## Stated task
Pull out every line below that contains the word "JSON".

## Provided data
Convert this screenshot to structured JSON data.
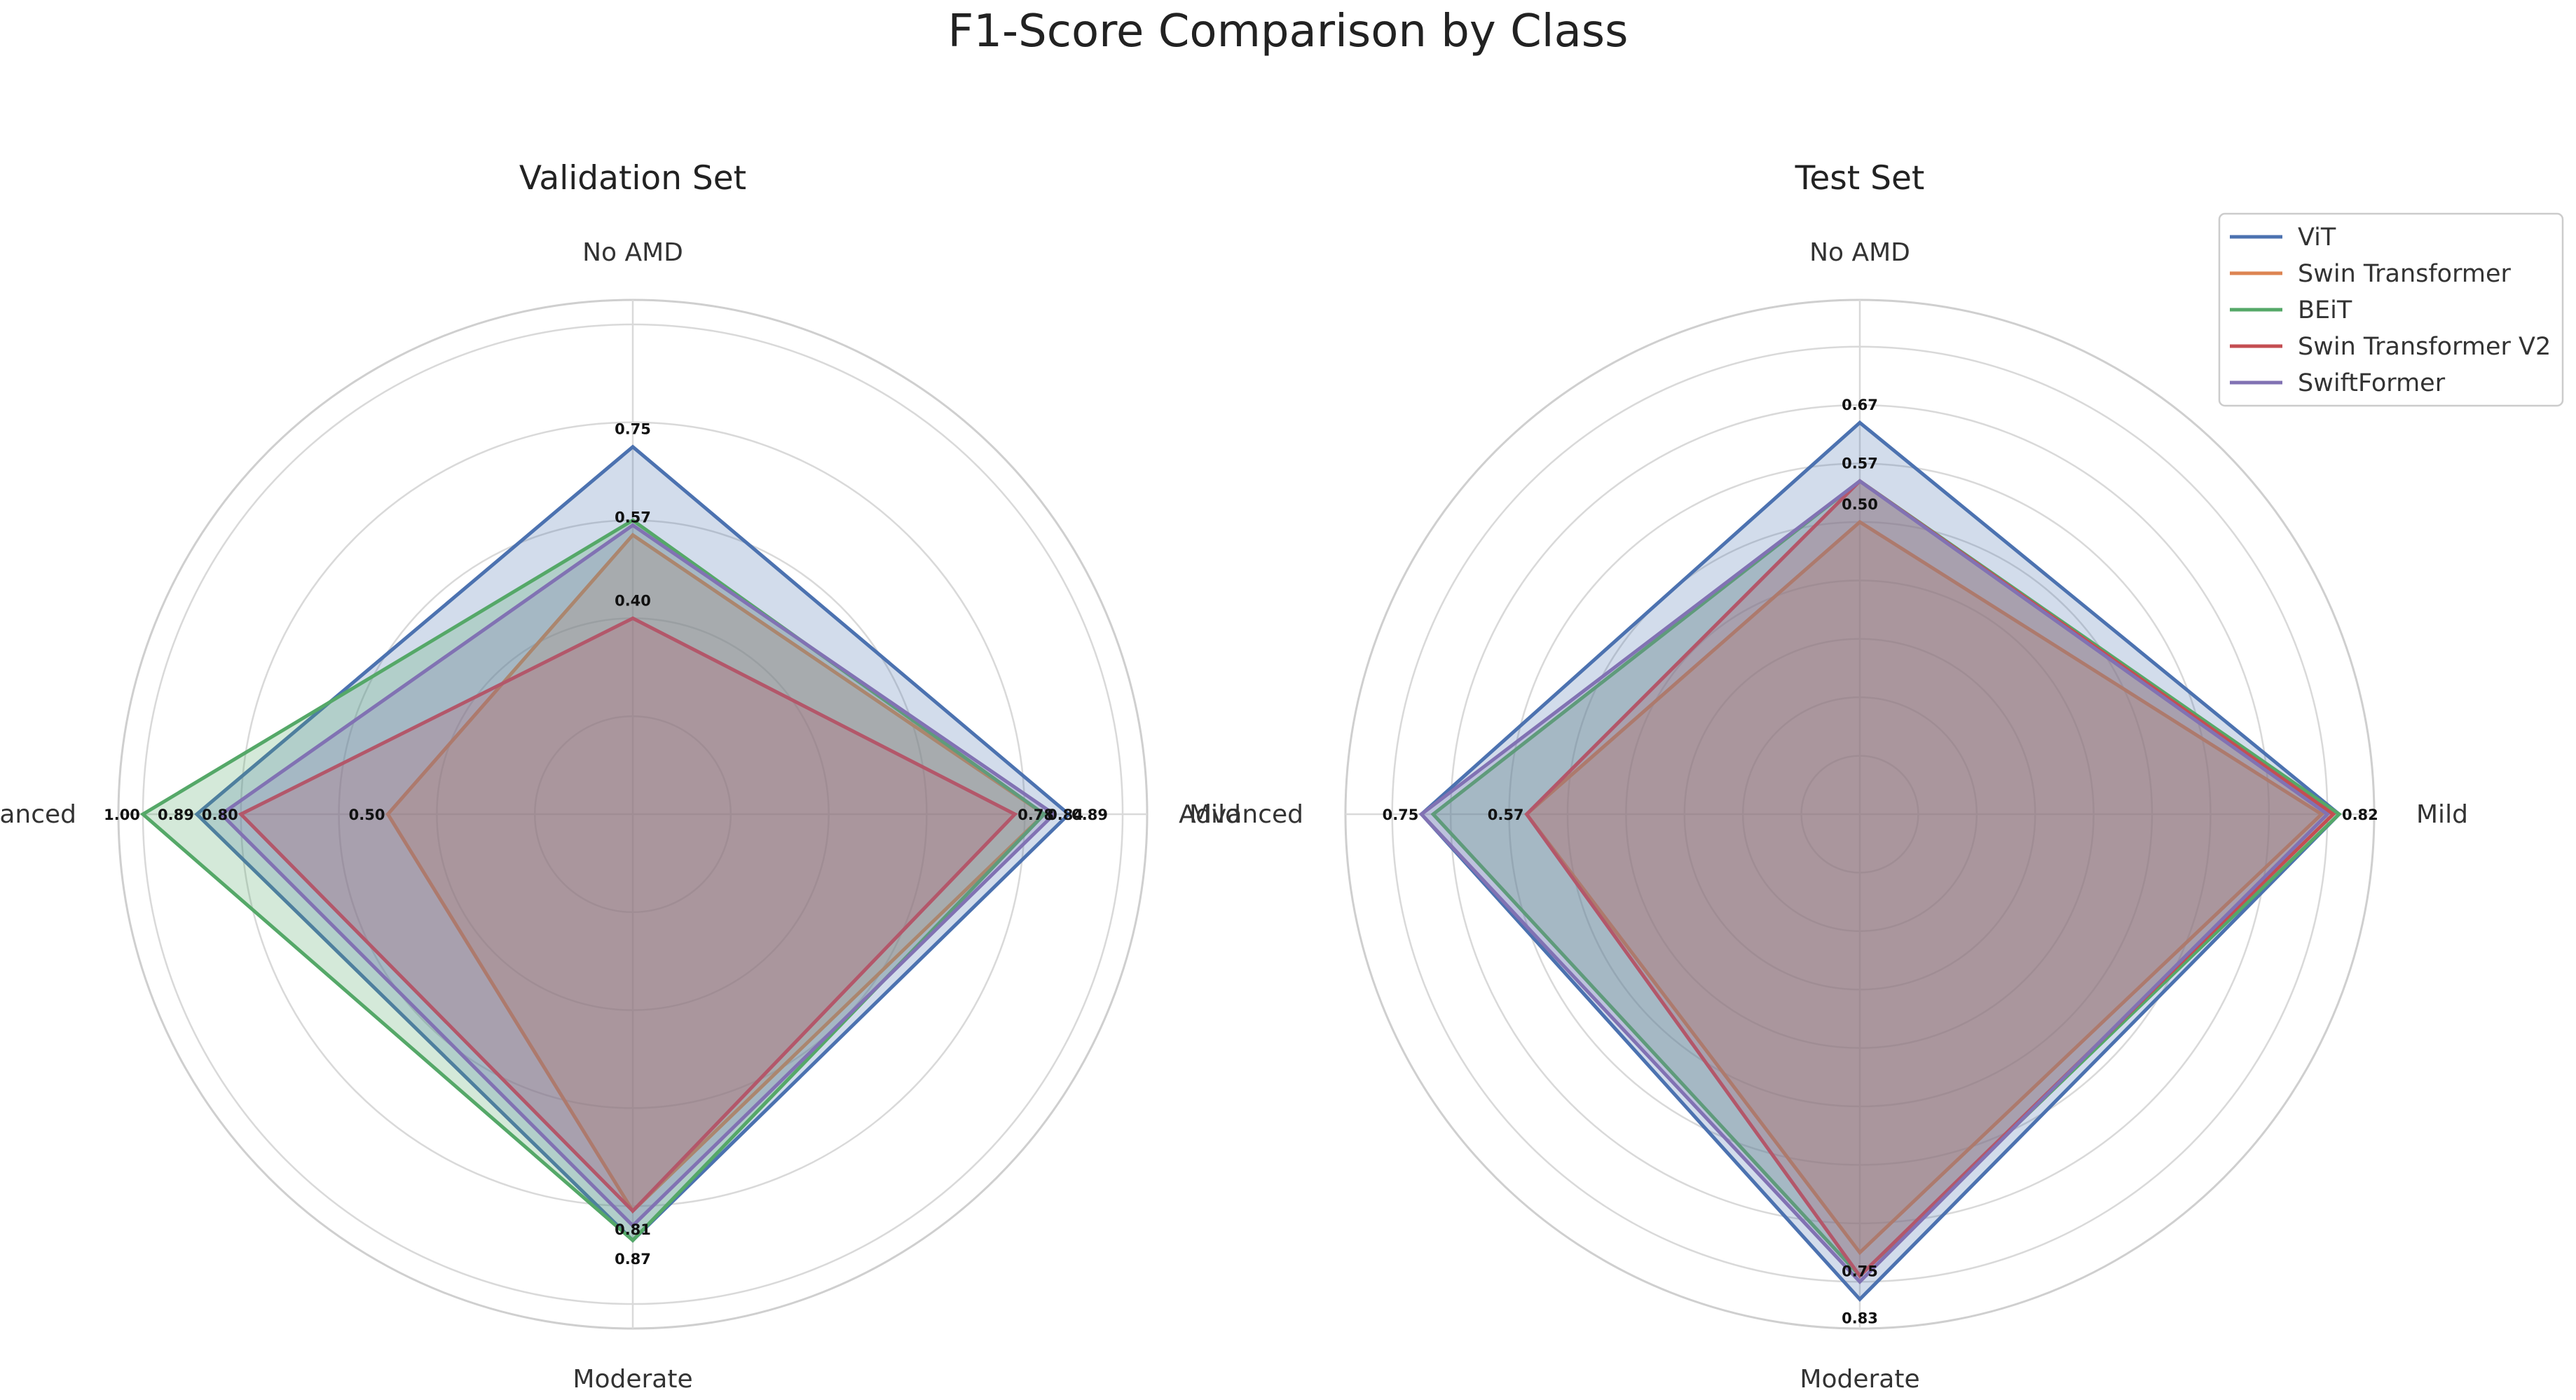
{
  "title": "F1-Score Comparison by Class",
  "chart_data": [
    {
      "type": "radar",
      "title": "Validation Set",
      "categories": [
        "No AMD",
        "Mild",
        "Moderate",
        "Advanced"
      ],
      "r_max": 1.05,
      "grid_rings": [
        0.2,
        0.4,
        0.6,
        0.8,
        1.0
      ],
      "grid": true,
      "series": [
        {
          "name": "ViT",
          "color": "#4C72B0",
          "values": [
            0.75,
            0.89,
            0.87,
            0.89
          ]
        },
        {
          "name": "Swin Transformer",
          "color": "#DD8452",
          "values": [
            0.57,
            0.84,
            0.81,
            0.5
          ]
        },
        {
          "name": "BEiT",
          "color": "#55A868",
          "values": [
            0.6,
            0.84,
            0.87,
            1.0
          ]
        },
        {
          "name": "Swin Transformer V2",
          "color": "#C44E52",
          "values": [
            0.4,
            0.78,
            0.81,
            0.8
          ]
        },
        {
          "name": "SwiftFormer",
          "color": "#8172B3",
          "values": [
            0.59,
            0.86,
            0.84,
            0.84
          ]
        }
      ],
      "annotations": [
        {
          "category": "No AMD",
          "value": 0.75,
          "text": "0.75"
        },
        {
          "category": "No AMD",
          "value": 0.57,
          "text": "0.57"
        },
        {
          "category": "No AMD",
          "value": 0.4,
          "text": "0.40"
        },
        {
          "category": "Mild",
          "value": 0.78,
          "text": "0.78"
        },
        {
          "category": "Mild",
          "value": 0.84,
          "text": "0.84"
        },
        {
          "category": "Mild",
          "value": 0.89,
          "text": "0.89"
        },
        {
          "category": "Moderate",
          "value": 0.81,
          "text": "0.81"
        },
        {
          "category": "Moderate",
          "value": 0.87,
          "text": "0.87"
        },
        {
          "category": "Advanced",
          "value": 1.0,
          "text": "1.00"
        },
        {
          "category": "Advanced",
          "value": 0.89,
          "text": "0.89"
        },
        {
          "category": "Advanced",
          "value": 0.8,
          "text": "0.80"
        },
        {
          "category": "Advanced",
          "value": 0.5,
          "text": "0.50"
        }
      ]
    },
    {
      "type": "radar",
      "title": "Test Set",
      "categories": [
        "No AMD",
        "Mild",
        "Moderate",
        "Advanced"
      ],
      "r_max": 0.88,
      "grid_rings": [
        0.1,
        0.2,
        0.3,
        0.4,
        0.5,
        0.6,
        0.7,
        0.8
      ],
      "grid": true,
      "series": [
        {
          "name": "ViT",
          "color": "#4C72B0",
          "values": [
            0.67,
            0.82,
            0.83,
            0.75
          ]
        },
        {
          "name": "Swin Transformer",
          "color": "#DD8452",
          "values": [
            0.5,
            0.79,
            0.75,
            0.57
          ]
        },
        {
          "name": "BEiT",
          "color": "#55A868",
          "values": [
            0.57,
            0.82,
            0.79,
            0.73
          ]
        },
        {
          "name": "Swin Transformer V2",
          "color": "#C44E52",
          "values": [
            0.57,
            0.81,
            0.79,
            0.57
          ]
        },
        {
          "name": "SwiftFormer",
          "color": "#8172B3",
          "values": [
            0.57,
            0.8,
            0.8,
            0.75
          ]
        }
      ],
      "annotations": [
        {
          "category": "No AMD",
          "value": 0.67,
          "text": "0.67"
        },
        {
          "category": "No AMD",
          "value": 0.57,
          "text": "0.57"
        },
        {
          "category": "No AMD",
          "value": 0.5,
          "text": "0.50"
        },
        {
          "category": "Mild",
          "value": 0.82,
          "text": "0.82"
        },
        {
          "category": "Moderate",
          "value": 0.75,
          "text": "0.75"
        },
        {
          "category": "Moderate",
          "value": 0.83,
          "text": "0.83"
        },
        {
          "category": "Advanced",
          "value": 0.75,
          "text": "0.75"
        },
        {
          "category": "Advanced",
          "value": 0.57,
          "text": "0.57"
        }
      ]
    }
  ],
  "legend": {
    "location": "top-right",
    "entries": [
      "ViT",
      "Swin Transformer",
      "BEiT",
      "Swin Transformer V2",
      "SwiftFormer"
    ],
    "colors": [
      "#4C72B0",
      "#DD8452",
      "#55A868",
      "#C44E52",
      "#8172B3"
    ]
  }
}
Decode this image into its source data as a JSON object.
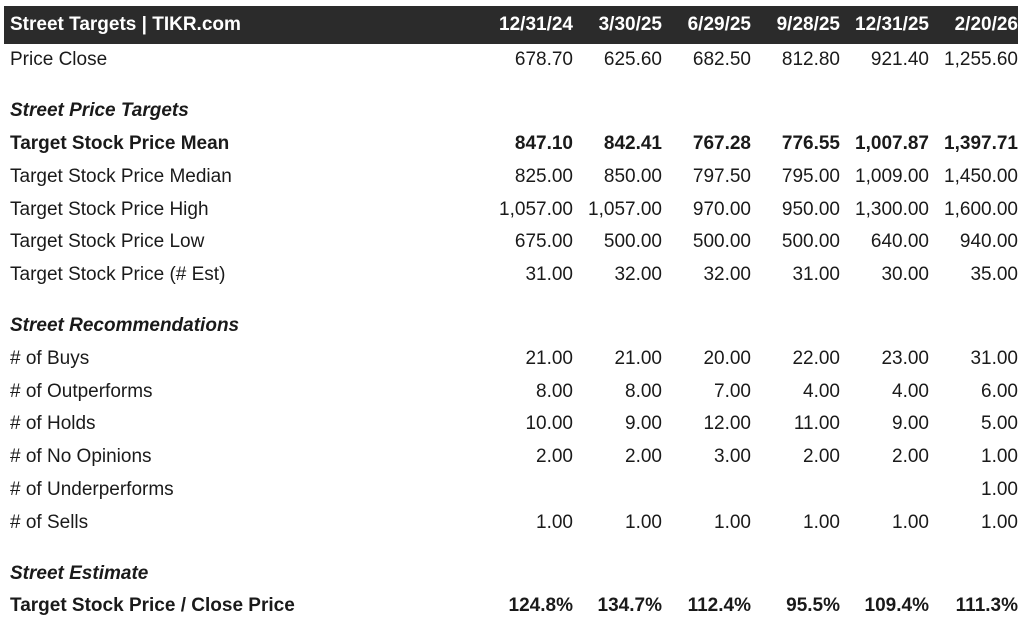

## Response to the task
Convert this screenshot to structured JSON data.
Decode this image into its source data as a JSON object.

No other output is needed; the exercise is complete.